**Written task:** Repeat the listing in full, exactly as it stands.

**Material for this exercise:**
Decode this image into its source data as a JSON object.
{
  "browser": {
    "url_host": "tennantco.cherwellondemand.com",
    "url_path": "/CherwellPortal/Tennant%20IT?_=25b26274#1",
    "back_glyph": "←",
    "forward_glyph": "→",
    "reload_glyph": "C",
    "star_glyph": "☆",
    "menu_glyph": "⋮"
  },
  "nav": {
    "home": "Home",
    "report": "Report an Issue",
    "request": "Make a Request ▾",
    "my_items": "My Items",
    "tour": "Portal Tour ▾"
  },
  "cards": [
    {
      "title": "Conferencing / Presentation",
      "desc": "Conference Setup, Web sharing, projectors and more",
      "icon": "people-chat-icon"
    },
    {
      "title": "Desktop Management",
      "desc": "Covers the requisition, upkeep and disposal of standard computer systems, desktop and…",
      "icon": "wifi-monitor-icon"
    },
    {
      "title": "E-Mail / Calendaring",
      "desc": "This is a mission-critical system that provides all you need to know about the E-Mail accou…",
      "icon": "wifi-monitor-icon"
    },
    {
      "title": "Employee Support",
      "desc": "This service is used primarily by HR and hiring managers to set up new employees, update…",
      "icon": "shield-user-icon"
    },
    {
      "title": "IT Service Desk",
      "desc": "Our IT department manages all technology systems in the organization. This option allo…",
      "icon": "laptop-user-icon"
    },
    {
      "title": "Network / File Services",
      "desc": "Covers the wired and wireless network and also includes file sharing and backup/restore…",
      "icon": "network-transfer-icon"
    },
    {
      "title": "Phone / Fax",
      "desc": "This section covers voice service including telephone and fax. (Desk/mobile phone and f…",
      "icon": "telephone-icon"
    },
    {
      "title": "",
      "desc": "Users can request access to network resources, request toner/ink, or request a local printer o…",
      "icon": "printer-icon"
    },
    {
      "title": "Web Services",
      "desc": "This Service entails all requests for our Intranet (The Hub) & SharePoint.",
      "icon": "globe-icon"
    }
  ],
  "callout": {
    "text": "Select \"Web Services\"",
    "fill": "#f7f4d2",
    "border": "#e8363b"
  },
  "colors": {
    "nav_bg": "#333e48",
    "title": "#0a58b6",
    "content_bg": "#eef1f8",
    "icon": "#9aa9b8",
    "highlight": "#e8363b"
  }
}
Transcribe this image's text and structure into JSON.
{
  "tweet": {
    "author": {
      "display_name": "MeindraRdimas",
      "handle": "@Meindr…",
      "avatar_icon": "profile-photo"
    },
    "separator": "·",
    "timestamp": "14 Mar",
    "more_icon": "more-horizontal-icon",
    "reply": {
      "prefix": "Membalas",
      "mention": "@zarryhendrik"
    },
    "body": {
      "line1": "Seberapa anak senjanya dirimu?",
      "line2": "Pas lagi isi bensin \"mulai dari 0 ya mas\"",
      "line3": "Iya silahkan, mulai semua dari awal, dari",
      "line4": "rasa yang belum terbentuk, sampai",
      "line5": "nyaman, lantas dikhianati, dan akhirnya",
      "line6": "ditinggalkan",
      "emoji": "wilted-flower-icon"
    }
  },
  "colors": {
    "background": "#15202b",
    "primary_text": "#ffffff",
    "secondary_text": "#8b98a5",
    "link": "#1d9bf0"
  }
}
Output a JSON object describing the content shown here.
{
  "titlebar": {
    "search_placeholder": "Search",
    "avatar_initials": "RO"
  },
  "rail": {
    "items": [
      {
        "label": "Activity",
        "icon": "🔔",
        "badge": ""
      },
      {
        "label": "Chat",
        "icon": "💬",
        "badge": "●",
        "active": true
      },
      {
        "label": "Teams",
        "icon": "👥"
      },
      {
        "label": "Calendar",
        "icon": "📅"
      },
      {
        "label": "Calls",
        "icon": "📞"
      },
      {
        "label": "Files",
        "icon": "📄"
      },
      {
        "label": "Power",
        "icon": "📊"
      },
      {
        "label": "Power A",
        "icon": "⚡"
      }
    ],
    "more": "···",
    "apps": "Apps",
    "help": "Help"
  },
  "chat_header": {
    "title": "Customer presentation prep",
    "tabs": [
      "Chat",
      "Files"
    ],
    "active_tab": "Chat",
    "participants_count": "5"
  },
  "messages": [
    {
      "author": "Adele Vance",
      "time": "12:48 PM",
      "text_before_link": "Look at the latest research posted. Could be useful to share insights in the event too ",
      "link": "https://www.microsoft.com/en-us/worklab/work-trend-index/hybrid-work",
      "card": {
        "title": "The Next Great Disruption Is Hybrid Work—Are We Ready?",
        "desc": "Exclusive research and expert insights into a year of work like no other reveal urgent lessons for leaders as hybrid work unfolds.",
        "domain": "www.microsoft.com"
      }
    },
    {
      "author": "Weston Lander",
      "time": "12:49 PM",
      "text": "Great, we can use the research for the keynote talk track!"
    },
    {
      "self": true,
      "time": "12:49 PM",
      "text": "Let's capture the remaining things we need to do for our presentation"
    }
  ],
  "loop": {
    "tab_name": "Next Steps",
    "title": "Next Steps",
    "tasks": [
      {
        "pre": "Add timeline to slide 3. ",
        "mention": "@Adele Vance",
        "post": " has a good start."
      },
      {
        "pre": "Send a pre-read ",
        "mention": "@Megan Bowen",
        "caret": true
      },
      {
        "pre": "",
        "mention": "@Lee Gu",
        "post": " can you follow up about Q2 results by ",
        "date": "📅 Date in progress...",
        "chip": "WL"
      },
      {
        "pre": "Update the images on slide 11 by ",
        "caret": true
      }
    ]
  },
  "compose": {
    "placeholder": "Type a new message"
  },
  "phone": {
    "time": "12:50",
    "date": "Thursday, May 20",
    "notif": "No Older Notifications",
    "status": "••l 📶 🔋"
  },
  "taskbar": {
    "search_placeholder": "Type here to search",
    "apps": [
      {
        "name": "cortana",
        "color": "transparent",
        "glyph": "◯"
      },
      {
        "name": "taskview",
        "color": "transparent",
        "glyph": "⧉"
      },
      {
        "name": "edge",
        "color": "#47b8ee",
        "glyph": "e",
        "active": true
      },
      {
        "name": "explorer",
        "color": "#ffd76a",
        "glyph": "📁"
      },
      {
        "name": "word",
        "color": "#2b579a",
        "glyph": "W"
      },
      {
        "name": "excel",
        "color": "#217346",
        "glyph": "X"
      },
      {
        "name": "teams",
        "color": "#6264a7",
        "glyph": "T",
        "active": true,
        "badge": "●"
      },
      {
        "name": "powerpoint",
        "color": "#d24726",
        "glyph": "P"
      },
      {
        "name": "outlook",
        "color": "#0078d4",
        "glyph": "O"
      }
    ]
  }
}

**Full answer:**
Decode this image into its source data as a JSON object.
{
  "browser": {
    "url_host": "tennantco.cherwellondemand.com",
    "url_path": "/CherwellPortal/Tennant%20IT?_=25b26274#1",
    "back_glyph": "←",
    "forward_glyph": "→",
    "reload_glyph": "C",
    "star_glyph": "☆",
    "menu_glyph": "⋮"
  },
  "nav": {
    "home": "Home",
    "report": "Report an Issue",
    "request": "Make a Request ▾",
    "my_items": "My Items",
    "tour": "Portal Tour ▾"
  },
  "cards": [
    {
      "title": "Conferencing / Presentation",
      "desc": "Conference Setup, Web sharing, projectors and more",
      "icon": "people-chat-icon"
    },
    {
      "title": "Desktop Management",
      "desc": "Covers the requisition, upkeep and disposal of standard computer systems, desktop and…",
      "icon": "wifi-monitor-icon"
    },
    {
      "title": "E-Mail / Calendaring",
      "desc": "This is a mission-critical system that provides all you need to know about the E-Mail accou…",
      "icon": "wifi-monitor-icon"
    },
    {
      "title": "Employee Support",
      "desc": "This service is used primarily by HR and hiring managers to set up new employees, update…",
      "icon": "shield-user-icon"
    },
    {
      "title": "IT Service Desk",
      "desc": "Our IT department manages all technology systems in the organization. This option allo…",
      "icon": "laptop-user-icon"
    },
    {
      "title": "Network / File Services",
      "desc": "Covers the wired and wireless network and also includes file sharing and backup/restore…",
      "icon": "network-transfer-icon"
    },
    {
      "title": "Phone / Fax",
      "desc": "This section covers voice service including telephone and fax. (Desk/mobile phone and f…",
      "icon": "telephone-icon"
    },
    {
      "title": "",
      "desc": "Users can request access to network resources, request toner/ink, or request a local printer o…",
      "icon": "printer-icon"
    },
    {
      "title": "Web Services",
      "desc": "This Service entails all requests for our Intranet (The Hub) & SharePoint.",
      "icon": "globe-icon"
    }
  ],
  "callout": {
    "text": "Select \"Web Services\"",
    "fill": "#f7f4d2",
    "border": "#e8363b"
  },
  "colors": {
    "nav_bg": "#333e48",
    "title": "#0a58b6",
    "content_bg": "#eef1f8",
    "icon": "#9aa9b8",
    "highlight": "#e8363b"
  }
}
Transcribe this image's text and structure into JSON.
{
  "tweet": {
    "author": {
      "display_name": "MeindraRdimas",
      "handle": "@Meindr…",
      "avatar_icon": "profile-photo"
    },
    "separator": "·",
    "timestamp": "14 Mar",
    "more_icon": "more-horizontal-icon",
    "reply": {
      "prefix": "Membalas",
      "mention": "@zarryhendrik"
    },
    "body": {
      "line1": "Seberapa anak senjanya dirimu?",
      "line2": "Pas lagi isi bensin \"mulai dari 0 ya mas\"",
      "line3": "Iya silahkan, mulai semua dari awal, dari",
      "line4": "rasa yang belum terbentuk, sampai",
      "line5": "nyaman, lantas dikhianati, dan akhirnya",
      "line6": "ditinggalkan",
      "emoji": "wilted-flower-icon"
    }
  },
  "colors": {
    "background": "#15202b",
    "primary_text": "#ffffff",
    "secondary_text": "#8b98a5",
    "link": "#1d9bf0"
  }
}
Output a JSON object describing the content shown here.
{
  "titlebar": {
    "search_placeholder": "Search",
    "avatar_initials": "RO"
  },
  "rail": {
    "items": [
      {
        "label": "Activity",
        "icon": "🔔",
        "badge": ""
      },
      {
        "label": "Chat",
        "icon": "💬",
        "badge": "●",
        "active": true
      },
      {
        "label": "Teams",
        "icon": "👥"
      },
      {
        "label": "Calendar",
        "icon": "📅"
      },
      {
        "label": "Calls",
        "icon": "📞"
      },
      {
        "label": "Files",
        "icon": "📄"
      },
      {
        "label": "Power",
        "icon": "📊"
      },
      {
        "label": "Power A",
        "icon": "⚡"
      }
    ],
    "more": "···",
    "apps": "Apps",
    "help": "Help"
  },
  "chat_header": {
    "title": "Customer presentation prep",
    "tabs": [
      "Chat",
      "Files"
    ],
    "active_tab": "Chat",
    "participants_count": "5"
  },
  "messages": [
    {
      "author": "Adele Vance",
      "time": "12:48 PM",
      "text_before_link": "Look at the latest research posted. Could be useful to share insights in the event too ",
      "link": "https://www.microsoft.com/en-us/worklab/work-trend-index/hybrid-work",
      "card": {
        "title": "The Next Great Disruption Is Hybrid Work—Are We Ready?",
        "desc": "Exclusive research and expert insights into a year of work like no other reveal urgent lessons for leaders as hybrid work unfolds.",
        "domain": "www.microsoft.com"
      }
    },
    {
      "author": "Weston Lander",
      "time": "12:49 PM",
      "text": "Great, we can use the research for the keynote talk track!"
    },
    {
      "self": true,
      "time": "12:49 PM",
      "text": "Let's capture the remaining things we need to do for our presentation"
    }
  ],
  "loop": {
    "tab_name": "Next Steps",
    "title": "Next Steps",
    "tasks": [
      {
        "pre": "Add timeline to slide 3. ",
        "mention": "@Adele Vance",
        "post": " has a good start."
      },
      {
        "pre": "Send a pre-read ",
        "mention": "@Megan Bowen",
        "caret": true
      },
      {
        "pre": "",
        "mention": "@Lee Gu",
        "post": " can you follow up about Q2 results by ",
        "date": "📅 Date in progress...",
        "chip": "WL"
      },
      {
        "pre": "Update the images on slide 11 by ",
        "caret": true
      }
    ]
  },
  "compose": {
    "placeholder": "Type a new message"
  },
  "phone": {
    "time": "12:50",
    "date": "Thursday, May 20",
    "notif": "No Older Notifications",
    "status": "••l 📶 🔋"
  },
  "taskbar": {
    "search_placeholder": "Type here to search",
    "apps": [
      {
        "name": "cortana",
        "color": "transparent",
        "glyph": "◯"
      },
      {
        "name": "taskview",
        "color": "transparent",
        "glyph": "⧉"
      },
      {
        "name": "edge",
        "color": "#47b8ee",
        "glyph": "e",
        "active": true
      },
      {
        "name": "explorer",
        "color": "#ffd76a",
        "glyph": "📁"
      },
      {
        "name": "word",
        "color": "#2b579a",
        "glyph": "W"
      },
      {
        "name": "excel",
        "color": "#217346",
        "glyph": "X"
      },
      {
        "name": "teams",
        "color": "#6264a7",
        "glyph": "T",
        "active": true,
        "badge": "●"
      },
      {
        "name": "powerpoint",
        "color": "#d24726",
        "glyph": "P"
      },
      {
        "name": "outlook",
        "color": "#0078d4",
        "glyph": "O"
      }
    ]
  }
}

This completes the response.